From the entries that follow, extract each line holding the string "sens".

DATA ROWS start

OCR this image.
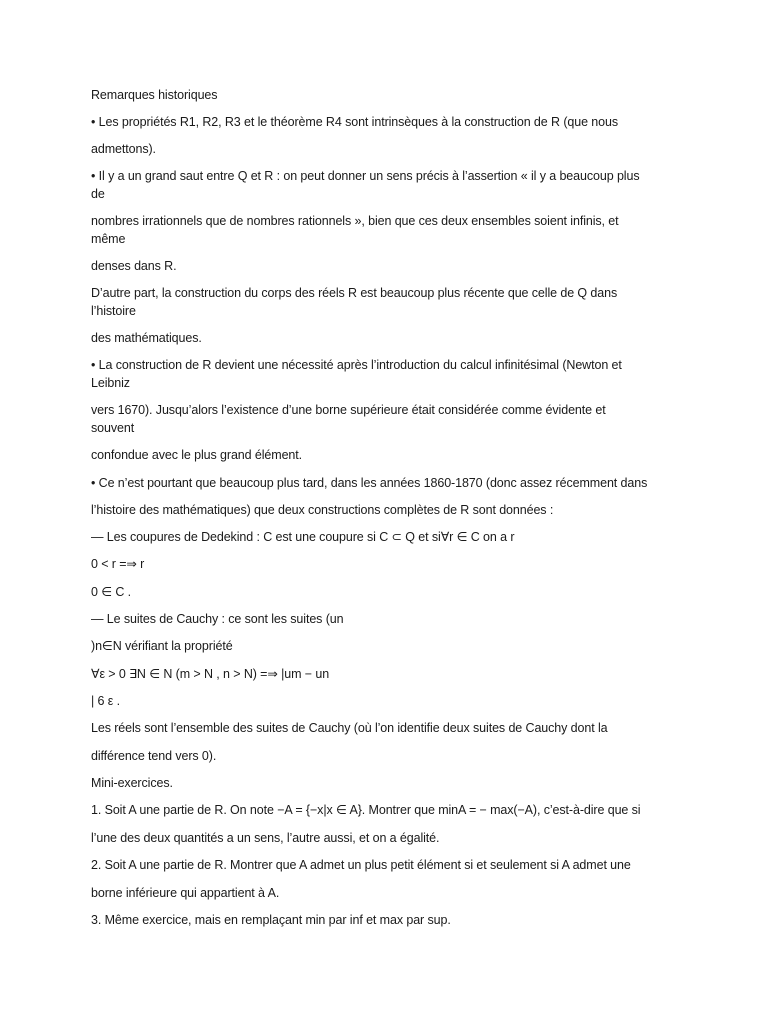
Remarques historiques

• Les propriétés R1, R2, R3 et le théorème R4 sont intrinsèques à la construction de R (que nous

admettons).

• Il y a un grand saut entre Q et R : on peut donner un sens précis à l’assertion « il y a beaucoup plus

de

nombres irrationnels que de nombres rationnels », bien que ces deux ensembles soient infinis, et

même

denses dans R.

D’autre part, la construction du corps des réels R est beaucoup plus récente que celle de Q dans

l’histoire

des mathématiques.

• La construction de R devient une nécessité après l’introduction du calcul infinitésimal (Newton et

Leibniz

vers 1670). Jusqu’alors l’existence d’une borne supérieure était considérée comme évidente et

souvent

confondue avec le plus grand élément.

• Ce n’est pourtant que beaucoup plus tard, dans les années 1860-1870 (donc assez récemment dans

l’histoire des mathématiques) que deux constructions complètes de R sont données :

— Les coupures de Dedekind : C est une coupure si C ⊂ Q et si∀r ∈ C on a r

0 < r =⇒ r

0 ∈ C .

— Le suites de Cauchy : ce sont les suites (un

)n∈N vérifiant la propriété

∀ε > 0 ∃N ∈ N (m > N , n > N) =⇒ |um − un

| 6 ε .

Les réels sont l’ensemble des suites de Cauchy (où l’on identifie deux suites de Cauchy dont la

différence tend vers 0).

Mini-exercices.

1. Soit A une partie de R. On note −A = {−x|x ∈ A}. Montrer que minA = − max(−A), c’est-à-dire que si

l’une des deux quantités a un sens, l’autre aussi, et on a égalité.

2. Soit A une partie de R. Montrer que A admet un plus petit élément si et seulement si A admet une

borne inférieure qui appartient à A.

3. Même exercice, mais en remplaçant min par inf et max par sup.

DATA ROWS end

EXERCISE OUTPUT ->
• Il y a un grand saut entre Q et R : on peut donner un sens précis à l’assertion « il y a beaucoup plus
l’une des deux quantités a un sens, l’autre aussi, et on a égalité.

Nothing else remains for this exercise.